**What the task requires**
For the data below, work out how many lines contain the word "title" and supply only that number.

**Material for this task**
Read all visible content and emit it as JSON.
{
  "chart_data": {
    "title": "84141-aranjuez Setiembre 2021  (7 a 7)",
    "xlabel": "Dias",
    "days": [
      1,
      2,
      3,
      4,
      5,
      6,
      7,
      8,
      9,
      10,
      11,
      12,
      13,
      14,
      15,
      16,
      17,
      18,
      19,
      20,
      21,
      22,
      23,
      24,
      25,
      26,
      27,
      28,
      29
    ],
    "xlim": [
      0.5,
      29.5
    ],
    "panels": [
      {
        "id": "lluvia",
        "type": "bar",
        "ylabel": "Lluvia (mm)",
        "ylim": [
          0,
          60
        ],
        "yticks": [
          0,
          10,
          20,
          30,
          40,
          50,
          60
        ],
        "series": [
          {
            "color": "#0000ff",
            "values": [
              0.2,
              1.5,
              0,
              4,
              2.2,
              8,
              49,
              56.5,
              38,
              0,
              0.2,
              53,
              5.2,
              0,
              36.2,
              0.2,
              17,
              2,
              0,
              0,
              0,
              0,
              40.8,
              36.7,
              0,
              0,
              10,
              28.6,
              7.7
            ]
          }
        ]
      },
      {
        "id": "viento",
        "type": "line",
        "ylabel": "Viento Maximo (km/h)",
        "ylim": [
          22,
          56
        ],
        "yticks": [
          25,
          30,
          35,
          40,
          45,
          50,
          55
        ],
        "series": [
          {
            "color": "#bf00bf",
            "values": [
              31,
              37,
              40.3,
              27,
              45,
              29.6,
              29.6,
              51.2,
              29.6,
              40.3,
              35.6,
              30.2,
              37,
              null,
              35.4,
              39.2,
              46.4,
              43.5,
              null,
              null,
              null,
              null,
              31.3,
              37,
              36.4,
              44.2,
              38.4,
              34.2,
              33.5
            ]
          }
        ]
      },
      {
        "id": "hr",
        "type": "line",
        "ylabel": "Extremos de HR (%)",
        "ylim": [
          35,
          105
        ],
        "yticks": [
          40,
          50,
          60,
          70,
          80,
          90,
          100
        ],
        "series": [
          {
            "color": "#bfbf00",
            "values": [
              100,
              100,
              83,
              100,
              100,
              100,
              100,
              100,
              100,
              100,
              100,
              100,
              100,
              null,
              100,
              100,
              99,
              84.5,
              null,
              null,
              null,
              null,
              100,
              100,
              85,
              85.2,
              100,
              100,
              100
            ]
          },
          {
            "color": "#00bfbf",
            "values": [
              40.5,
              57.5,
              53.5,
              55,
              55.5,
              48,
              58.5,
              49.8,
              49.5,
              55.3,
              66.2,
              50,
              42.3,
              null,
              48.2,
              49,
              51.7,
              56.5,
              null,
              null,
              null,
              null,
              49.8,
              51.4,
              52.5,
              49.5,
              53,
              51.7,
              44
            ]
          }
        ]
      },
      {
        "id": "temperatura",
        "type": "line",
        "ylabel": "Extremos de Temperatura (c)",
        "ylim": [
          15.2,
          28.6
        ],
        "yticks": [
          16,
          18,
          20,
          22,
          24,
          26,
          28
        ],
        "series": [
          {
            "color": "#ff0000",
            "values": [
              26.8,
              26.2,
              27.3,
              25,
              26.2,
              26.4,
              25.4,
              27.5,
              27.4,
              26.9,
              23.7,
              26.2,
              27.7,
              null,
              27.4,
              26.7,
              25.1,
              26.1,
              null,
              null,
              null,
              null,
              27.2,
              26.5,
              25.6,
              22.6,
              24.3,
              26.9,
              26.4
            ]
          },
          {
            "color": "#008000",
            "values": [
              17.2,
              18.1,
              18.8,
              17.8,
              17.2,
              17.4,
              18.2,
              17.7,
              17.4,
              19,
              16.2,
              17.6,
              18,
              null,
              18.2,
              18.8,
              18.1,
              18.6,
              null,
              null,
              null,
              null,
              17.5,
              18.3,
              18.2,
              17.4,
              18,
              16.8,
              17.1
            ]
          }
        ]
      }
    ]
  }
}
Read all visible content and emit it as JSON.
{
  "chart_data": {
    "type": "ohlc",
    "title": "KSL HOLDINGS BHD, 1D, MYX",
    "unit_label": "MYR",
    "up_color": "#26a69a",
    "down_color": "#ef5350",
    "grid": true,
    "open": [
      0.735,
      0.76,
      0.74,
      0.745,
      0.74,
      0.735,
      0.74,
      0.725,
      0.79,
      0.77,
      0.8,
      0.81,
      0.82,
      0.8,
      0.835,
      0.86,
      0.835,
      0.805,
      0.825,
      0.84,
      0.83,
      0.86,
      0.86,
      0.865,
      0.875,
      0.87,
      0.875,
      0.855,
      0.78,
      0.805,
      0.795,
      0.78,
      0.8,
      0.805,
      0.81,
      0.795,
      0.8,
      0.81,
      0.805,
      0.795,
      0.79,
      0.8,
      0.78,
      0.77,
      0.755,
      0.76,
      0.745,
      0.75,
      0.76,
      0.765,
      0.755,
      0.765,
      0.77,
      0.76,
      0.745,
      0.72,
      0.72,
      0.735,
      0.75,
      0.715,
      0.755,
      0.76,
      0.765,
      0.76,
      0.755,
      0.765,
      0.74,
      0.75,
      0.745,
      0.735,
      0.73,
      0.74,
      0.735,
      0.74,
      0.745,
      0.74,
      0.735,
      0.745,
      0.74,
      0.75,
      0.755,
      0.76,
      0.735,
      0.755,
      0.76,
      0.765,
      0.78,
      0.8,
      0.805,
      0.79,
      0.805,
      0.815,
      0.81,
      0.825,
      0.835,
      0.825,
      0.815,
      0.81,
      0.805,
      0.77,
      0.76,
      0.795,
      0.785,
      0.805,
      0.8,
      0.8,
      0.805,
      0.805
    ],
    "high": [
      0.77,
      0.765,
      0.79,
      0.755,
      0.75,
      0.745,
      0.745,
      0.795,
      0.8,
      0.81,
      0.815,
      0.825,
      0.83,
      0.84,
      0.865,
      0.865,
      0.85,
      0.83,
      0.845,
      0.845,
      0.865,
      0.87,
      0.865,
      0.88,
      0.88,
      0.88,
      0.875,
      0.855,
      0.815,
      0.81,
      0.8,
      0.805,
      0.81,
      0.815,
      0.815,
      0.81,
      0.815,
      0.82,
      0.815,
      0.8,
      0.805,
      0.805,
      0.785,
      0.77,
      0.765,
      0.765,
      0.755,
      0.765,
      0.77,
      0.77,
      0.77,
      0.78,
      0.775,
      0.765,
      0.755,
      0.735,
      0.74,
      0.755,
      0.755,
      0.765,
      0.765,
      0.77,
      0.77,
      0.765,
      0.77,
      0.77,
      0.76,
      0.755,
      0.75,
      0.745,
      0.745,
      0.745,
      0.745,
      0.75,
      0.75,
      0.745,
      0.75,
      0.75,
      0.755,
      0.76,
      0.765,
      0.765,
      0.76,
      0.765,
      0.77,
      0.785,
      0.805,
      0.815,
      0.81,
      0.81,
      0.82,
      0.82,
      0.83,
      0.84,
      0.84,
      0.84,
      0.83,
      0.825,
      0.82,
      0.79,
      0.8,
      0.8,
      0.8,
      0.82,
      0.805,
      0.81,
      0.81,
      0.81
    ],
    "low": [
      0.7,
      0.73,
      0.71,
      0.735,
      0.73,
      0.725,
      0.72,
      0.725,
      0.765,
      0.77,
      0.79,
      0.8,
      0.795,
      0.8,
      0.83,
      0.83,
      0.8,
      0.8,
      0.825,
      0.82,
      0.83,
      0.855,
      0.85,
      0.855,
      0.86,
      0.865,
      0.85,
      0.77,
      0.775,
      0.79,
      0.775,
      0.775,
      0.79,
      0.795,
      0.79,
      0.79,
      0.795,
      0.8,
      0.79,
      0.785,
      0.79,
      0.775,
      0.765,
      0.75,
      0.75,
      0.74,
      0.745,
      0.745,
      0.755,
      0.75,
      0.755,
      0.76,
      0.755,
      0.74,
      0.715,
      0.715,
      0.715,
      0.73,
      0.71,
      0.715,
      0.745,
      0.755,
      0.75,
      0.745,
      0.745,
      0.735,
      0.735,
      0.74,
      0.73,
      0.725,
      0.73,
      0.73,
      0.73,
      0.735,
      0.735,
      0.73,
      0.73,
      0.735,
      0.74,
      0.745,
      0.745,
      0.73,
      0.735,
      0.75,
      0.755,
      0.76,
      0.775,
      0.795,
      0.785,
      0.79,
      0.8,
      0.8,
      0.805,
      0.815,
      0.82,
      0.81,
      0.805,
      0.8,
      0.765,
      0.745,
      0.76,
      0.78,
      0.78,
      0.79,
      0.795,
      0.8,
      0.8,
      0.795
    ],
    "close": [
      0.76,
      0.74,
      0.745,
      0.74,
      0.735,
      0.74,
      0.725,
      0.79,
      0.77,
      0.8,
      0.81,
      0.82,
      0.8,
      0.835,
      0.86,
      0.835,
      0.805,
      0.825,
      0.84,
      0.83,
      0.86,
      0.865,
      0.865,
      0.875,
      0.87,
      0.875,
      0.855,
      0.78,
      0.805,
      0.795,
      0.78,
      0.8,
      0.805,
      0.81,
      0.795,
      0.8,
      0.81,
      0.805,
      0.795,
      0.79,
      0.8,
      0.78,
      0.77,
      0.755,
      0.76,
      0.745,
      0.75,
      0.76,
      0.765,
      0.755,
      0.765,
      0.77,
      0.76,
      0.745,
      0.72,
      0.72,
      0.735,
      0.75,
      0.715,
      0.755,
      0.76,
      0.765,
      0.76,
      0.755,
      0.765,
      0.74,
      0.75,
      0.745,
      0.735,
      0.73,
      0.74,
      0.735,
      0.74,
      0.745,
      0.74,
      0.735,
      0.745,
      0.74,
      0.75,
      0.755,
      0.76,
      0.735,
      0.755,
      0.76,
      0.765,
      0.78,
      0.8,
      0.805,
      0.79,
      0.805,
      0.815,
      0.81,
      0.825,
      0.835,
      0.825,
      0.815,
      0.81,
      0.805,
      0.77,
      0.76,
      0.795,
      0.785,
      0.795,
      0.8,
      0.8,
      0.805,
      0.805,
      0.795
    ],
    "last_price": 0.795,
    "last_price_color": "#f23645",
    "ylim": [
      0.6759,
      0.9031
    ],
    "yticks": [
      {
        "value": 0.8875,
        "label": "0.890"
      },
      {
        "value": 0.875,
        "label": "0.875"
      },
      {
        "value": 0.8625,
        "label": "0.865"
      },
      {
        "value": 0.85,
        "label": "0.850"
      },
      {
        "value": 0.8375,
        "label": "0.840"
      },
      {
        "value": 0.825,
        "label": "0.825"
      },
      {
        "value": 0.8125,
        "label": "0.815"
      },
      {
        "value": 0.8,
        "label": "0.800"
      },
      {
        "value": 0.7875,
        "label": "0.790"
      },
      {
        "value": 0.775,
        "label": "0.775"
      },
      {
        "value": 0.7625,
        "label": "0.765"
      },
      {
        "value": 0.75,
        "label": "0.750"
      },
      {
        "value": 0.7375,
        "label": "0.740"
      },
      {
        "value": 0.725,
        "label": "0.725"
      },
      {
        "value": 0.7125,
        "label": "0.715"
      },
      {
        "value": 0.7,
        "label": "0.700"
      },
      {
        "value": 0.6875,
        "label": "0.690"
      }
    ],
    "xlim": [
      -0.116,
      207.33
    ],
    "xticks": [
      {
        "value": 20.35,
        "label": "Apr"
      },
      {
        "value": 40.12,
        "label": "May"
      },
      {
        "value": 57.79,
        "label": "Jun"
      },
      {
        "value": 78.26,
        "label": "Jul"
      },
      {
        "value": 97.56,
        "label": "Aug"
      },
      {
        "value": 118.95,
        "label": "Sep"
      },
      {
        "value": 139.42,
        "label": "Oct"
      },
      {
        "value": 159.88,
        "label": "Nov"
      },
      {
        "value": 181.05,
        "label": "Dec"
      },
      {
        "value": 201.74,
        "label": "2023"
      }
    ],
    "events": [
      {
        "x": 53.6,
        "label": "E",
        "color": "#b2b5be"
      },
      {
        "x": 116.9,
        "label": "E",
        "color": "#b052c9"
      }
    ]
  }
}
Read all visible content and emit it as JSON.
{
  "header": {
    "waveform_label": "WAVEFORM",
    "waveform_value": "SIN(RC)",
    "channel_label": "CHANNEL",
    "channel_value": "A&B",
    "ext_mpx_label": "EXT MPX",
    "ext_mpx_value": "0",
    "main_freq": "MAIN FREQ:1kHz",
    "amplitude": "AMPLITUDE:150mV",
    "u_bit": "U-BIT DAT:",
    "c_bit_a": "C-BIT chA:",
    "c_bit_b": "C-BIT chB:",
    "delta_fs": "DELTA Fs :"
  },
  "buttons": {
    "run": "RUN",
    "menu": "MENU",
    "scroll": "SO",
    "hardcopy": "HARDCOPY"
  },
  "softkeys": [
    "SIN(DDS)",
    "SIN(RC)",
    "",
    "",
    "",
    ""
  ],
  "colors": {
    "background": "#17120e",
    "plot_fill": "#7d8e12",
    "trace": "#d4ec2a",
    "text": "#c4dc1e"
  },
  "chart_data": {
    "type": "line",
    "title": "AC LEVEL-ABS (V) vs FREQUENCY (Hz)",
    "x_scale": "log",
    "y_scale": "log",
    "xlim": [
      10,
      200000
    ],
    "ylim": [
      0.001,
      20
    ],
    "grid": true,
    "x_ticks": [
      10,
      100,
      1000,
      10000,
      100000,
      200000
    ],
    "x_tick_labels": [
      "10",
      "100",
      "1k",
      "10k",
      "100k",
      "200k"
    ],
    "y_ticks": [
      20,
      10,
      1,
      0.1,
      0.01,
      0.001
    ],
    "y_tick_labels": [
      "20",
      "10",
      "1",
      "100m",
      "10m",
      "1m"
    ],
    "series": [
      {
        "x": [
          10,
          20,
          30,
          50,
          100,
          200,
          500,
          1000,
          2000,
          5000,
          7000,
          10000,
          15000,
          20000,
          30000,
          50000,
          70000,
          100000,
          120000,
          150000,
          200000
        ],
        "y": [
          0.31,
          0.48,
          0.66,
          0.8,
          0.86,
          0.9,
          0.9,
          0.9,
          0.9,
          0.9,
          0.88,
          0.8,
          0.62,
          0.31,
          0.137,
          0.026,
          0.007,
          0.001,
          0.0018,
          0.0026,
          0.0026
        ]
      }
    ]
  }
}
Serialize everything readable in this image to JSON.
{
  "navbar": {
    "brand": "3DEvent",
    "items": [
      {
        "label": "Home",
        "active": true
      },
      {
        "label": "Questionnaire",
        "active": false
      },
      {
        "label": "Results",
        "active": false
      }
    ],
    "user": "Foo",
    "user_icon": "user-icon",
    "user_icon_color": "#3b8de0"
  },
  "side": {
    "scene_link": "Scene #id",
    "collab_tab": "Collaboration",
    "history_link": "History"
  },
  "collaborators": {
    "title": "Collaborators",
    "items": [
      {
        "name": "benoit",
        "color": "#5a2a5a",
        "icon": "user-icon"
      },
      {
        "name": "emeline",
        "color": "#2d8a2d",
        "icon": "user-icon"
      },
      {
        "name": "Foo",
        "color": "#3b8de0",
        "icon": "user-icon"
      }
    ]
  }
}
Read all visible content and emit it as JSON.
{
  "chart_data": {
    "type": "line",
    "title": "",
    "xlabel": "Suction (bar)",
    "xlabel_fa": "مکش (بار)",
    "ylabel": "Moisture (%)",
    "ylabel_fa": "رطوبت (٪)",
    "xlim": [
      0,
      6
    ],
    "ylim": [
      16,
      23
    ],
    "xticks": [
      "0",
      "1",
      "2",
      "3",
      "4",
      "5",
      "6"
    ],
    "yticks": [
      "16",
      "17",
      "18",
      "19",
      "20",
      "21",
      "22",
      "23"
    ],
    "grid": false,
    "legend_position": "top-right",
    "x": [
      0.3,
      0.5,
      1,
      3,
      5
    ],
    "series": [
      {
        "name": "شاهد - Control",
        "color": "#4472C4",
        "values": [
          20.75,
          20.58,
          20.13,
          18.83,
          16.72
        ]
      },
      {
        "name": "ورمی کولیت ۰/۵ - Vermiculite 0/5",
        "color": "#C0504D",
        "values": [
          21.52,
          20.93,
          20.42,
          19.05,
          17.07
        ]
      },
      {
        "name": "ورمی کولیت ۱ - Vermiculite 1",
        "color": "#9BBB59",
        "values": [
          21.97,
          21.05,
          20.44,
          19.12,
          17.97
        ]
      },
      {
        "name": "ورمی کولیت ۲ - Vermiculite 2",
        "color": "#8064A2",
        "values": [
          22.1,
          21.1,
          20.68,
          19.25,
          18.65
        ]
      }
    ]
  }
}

**Exercise response**
5